[Information shown start]

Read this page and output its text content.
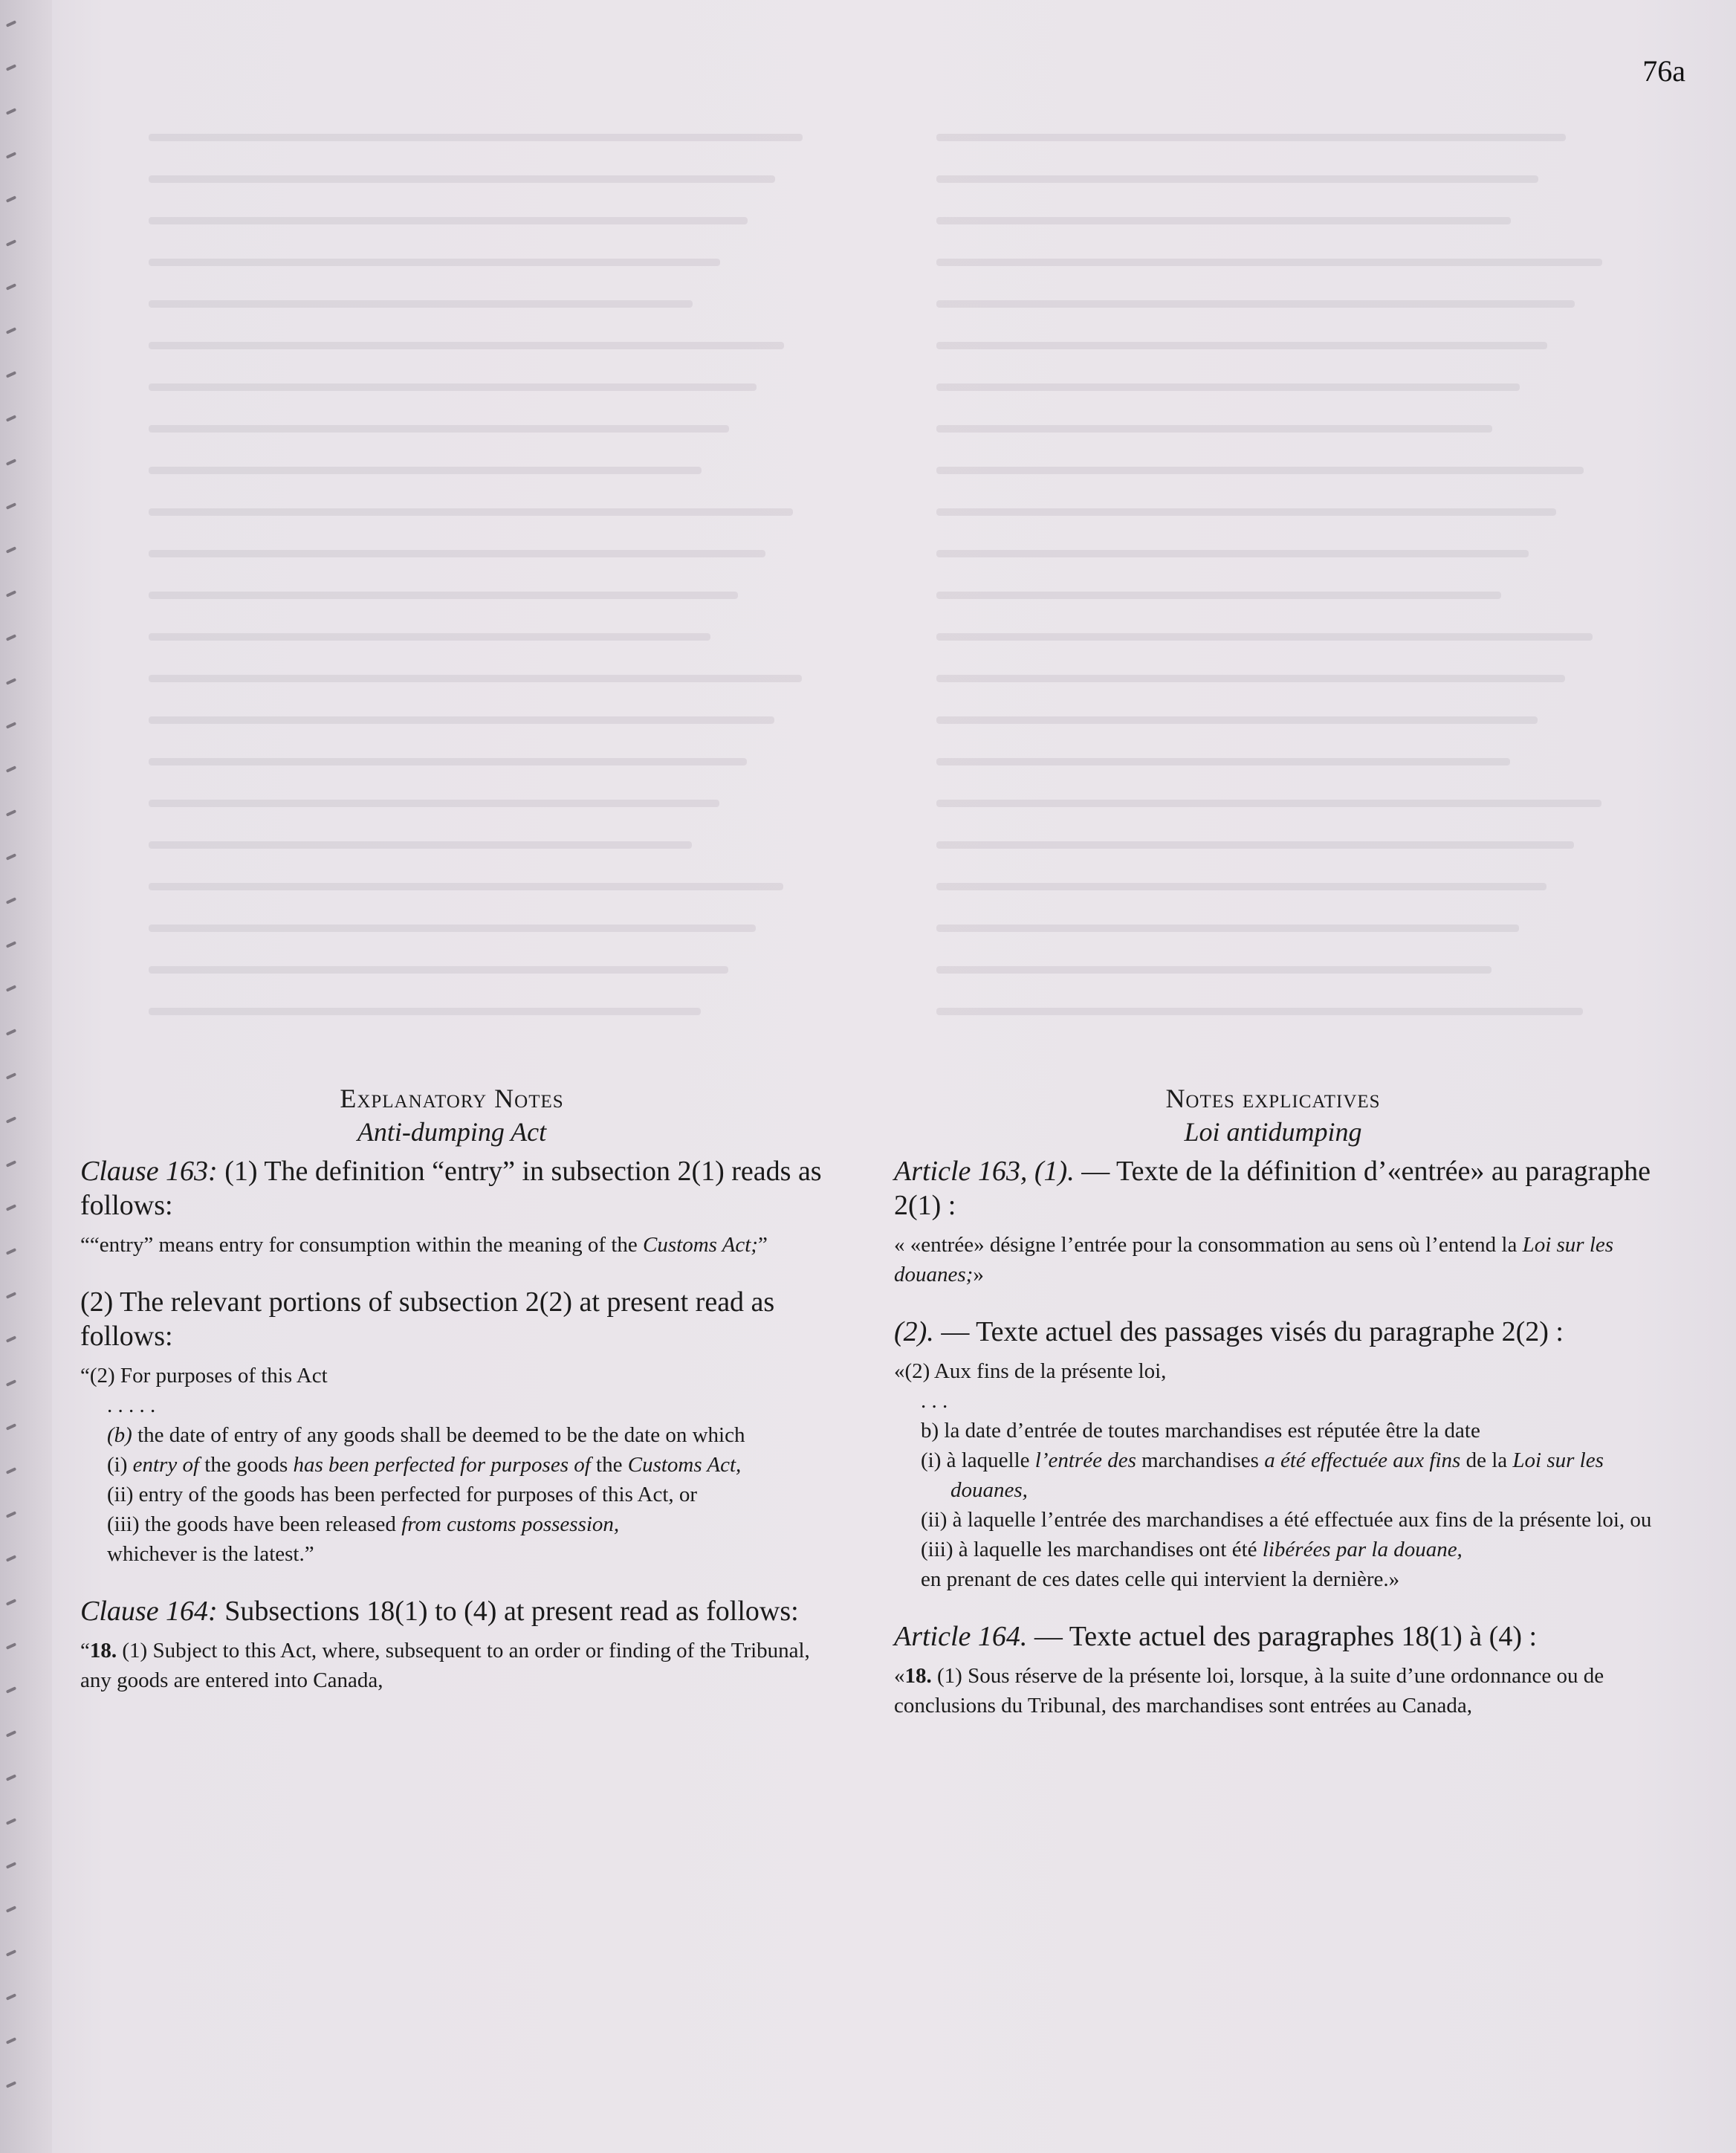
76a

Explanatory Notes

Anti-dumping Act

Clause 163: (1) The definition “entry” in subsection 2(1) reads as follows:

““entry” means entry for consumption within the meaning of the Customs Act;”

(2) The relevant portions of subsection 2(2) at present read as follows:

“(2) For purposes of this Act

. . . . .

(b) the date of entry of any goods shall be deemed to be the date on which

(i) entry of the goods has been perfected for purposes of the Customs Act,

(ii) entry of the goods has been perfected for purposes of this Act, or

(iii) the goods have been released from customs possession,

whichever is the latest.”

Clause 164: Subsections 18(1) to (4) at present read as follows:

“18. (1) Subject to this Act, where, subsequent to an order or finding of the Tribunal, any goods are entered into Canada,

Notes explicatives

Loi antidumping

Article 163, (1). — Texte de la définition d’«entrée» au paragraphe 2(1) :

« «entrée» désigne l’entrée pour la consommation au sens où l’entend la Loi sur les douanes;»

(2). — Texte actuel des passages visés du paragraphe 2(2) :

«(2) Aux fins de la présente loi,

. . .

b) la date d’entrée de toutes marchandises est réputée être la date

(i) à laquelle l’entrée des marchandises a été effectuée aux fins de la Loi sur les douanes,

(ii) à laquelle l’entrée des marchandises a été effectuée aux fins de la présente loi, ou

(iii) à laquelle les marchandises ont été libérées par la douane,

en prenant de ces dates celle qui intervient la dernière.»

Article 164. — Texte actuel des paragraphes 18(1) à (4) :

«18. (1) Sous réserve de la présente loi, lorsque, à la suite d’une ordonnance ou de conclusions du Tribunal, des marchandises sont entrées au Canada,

[Information shown end]
[Information shown start]

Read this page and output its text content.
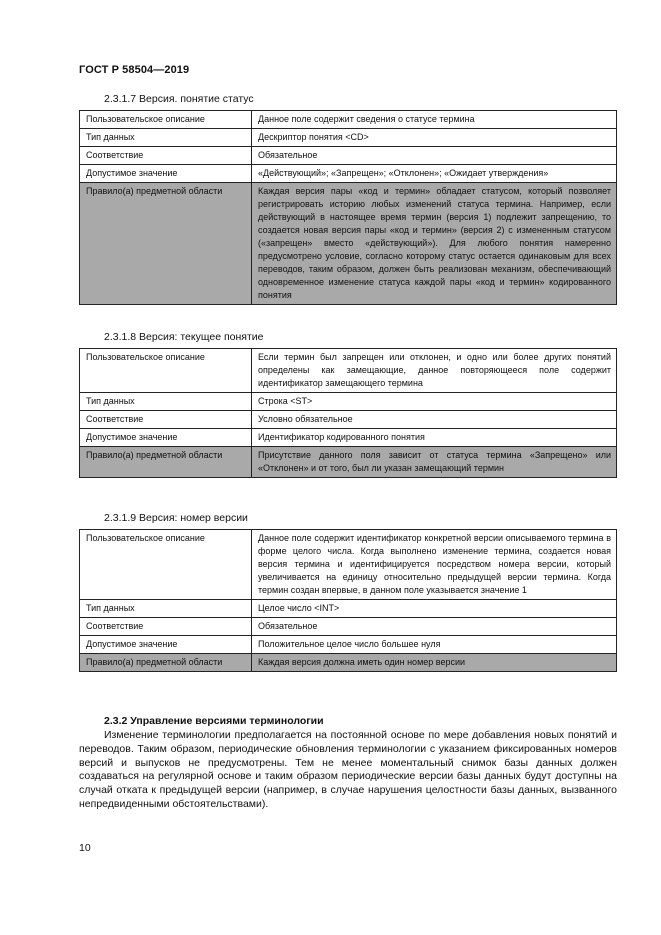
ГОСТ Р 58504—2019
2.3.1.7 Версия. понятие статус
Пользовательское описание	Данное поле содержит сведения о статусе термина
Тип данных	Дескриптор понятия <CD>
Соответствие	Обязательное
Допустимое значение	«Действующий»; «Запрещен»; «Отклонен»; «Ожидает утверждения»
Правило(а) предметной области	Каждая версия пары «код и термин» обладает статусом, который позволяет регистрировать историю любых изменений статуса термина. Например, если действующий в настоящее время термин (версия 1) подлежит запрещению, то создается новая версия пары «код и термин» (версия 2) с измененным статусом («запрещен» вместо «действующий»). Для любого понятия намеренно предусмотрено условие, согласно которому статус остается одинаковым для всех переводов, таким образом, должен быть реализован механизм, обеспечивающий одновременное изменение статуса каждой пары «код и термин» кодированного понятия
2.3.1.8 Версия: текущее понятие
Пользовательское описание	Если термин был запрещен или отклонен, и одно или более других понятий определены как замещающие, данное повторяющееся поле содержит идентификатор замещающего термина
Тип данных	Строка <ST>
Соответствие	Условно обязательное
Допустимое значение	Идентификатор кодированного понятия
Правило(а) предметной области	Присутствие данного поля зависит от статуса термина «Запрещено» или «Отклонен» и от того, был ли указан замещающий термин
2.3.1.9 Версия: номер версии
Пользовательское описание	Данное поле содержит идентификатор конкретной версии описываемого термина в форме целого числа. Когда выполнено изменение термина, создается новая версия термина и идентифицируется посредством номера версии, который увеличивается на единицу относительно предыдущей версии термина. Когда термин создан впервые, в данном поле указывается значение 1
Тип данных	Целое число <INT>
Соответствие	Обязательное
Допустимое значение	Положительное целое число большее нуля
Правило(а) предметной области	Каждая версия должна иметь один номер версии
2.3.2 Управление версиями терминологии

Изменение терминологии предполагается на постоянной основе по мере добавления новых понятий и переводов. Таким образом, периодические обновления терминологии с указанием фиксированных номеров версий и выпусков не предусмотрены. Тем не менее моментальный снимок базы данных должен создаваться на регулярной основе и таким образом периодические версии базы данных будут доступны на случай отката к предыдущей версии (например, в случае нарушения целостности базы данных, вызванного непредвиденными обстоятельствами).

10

[Information shown end]
[Information shown start]

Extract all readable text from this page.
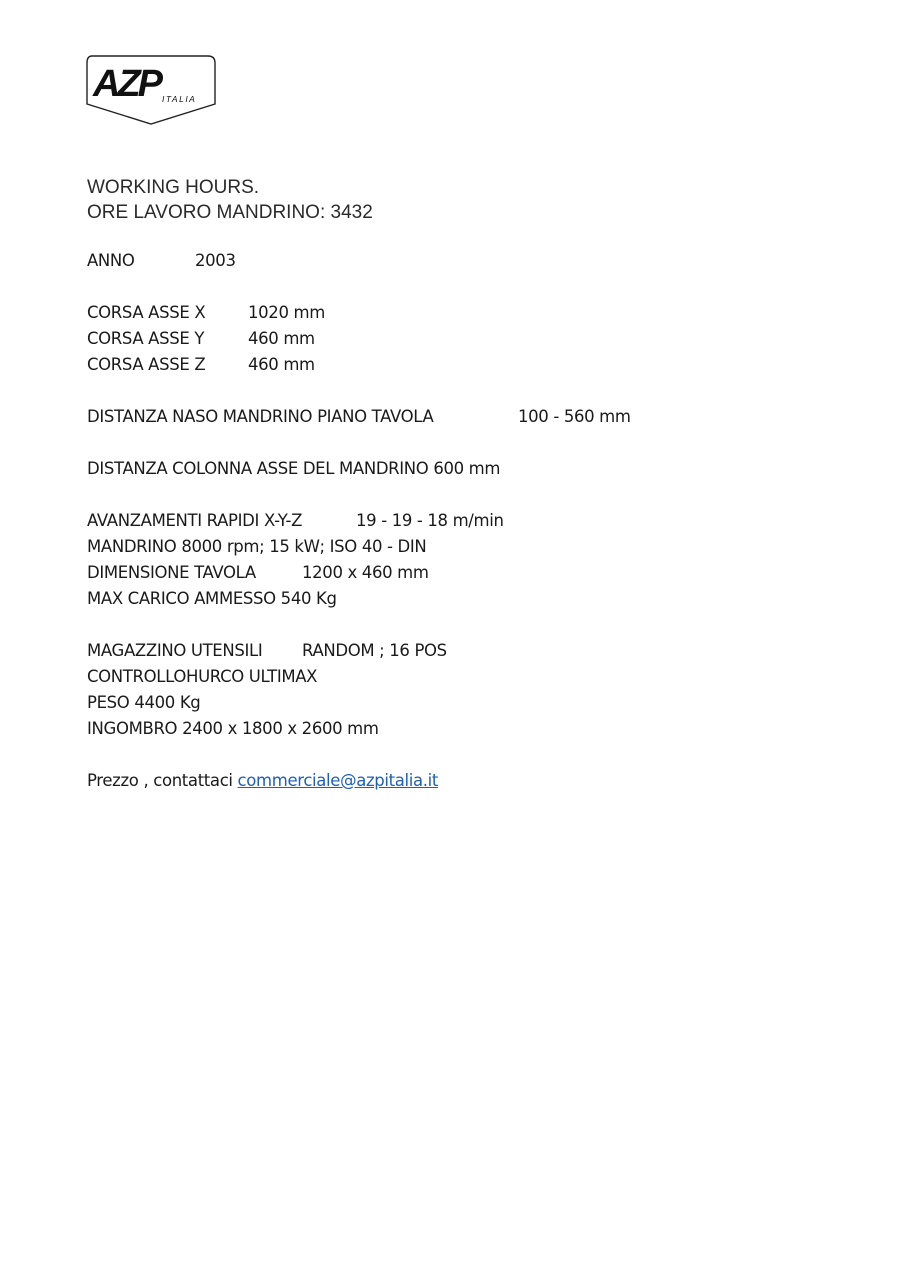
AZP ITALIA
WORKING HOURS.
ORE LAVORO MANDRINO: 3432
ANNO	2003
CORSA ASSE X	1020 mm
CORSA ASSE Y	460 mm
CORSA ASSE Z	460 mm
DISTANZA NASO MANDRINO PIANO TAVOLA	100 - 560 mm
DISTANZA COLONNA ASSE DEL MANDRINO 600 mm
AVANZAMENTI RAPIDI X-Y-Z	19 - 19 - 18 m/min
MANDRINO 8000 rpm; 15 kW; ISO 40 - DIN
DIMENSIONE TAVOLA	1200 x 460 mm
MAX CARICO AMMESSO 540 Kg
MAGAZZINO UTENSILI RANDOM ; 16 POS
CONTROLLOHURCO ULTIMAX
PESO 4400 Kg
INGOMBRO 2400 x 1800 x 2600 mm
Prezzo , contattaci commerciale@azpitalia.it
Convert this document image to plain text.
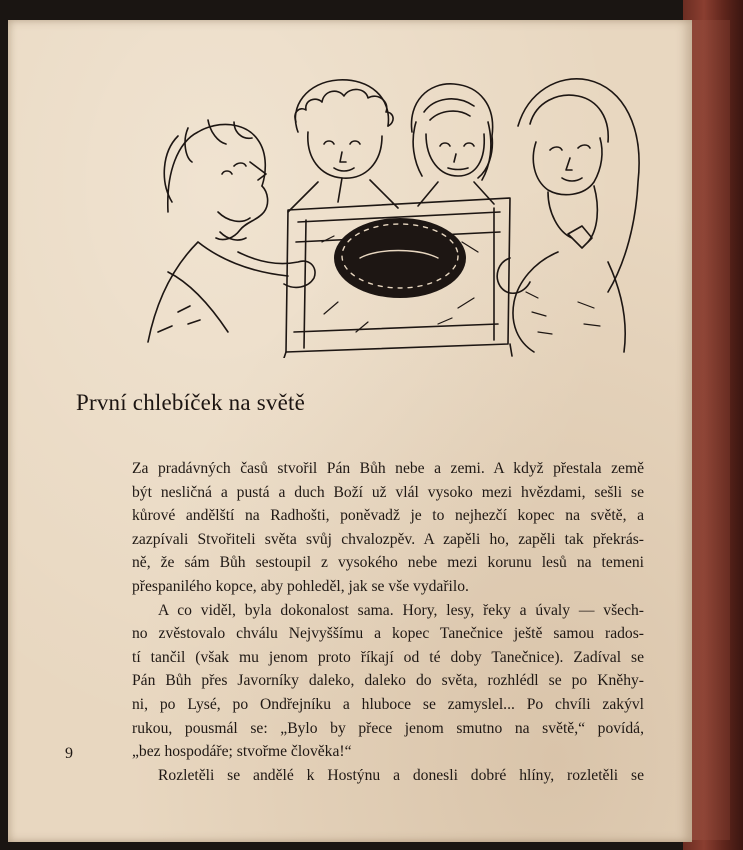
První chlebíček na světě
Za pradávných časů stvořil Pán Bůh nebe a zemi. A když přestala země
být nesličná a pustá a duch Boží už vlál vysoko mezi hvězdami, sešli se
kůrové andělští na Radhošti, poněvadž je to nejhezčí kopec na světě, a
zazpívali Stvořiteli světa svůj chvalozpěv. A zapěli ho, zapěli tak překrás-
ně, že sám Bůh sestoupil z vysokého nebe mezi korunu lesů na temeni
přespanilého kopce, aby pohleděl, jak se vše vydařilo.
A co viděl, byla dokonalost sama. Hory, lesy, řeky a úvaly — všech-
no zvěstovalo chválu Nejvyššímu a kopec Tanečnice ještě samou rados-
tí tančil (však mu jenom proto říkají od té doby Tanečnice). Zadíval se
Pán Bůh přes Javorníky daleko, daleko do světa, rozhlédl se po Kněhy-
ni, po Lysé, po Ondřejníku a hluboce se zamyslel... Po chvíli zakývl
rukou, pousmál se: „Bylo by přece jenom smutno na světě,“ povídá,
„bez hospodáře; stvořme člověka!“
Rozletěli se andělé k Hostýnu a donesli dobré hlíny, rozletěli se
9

[Information shown end]

> _Task objective_
Reproduce each line from the records that contains the word "кодированного".

> _Solution to this exercise_
Правило(а) предметной области	Каждая версия пары «код и термин» обладает статусом, который позволяет регистрировать историю любых изменений статуса термина. Например, если действующий в настоящее время термин (версия 1) подлежит запрещению, то создается новая версия пары «код и термин» (версия 2) с измененным статусом («запрещен» вместо «действующий»). Для любого понятия намеренно предусмотрено условие, согласно которому статус остается одинаковым для всех переводов, таким образом, должен быть реализован механизм, обеспечивающий одновременное изменение статуса каждой пары «код и термин» кодированного понятия
Допустимое значение	Идентификатор кодированного понятия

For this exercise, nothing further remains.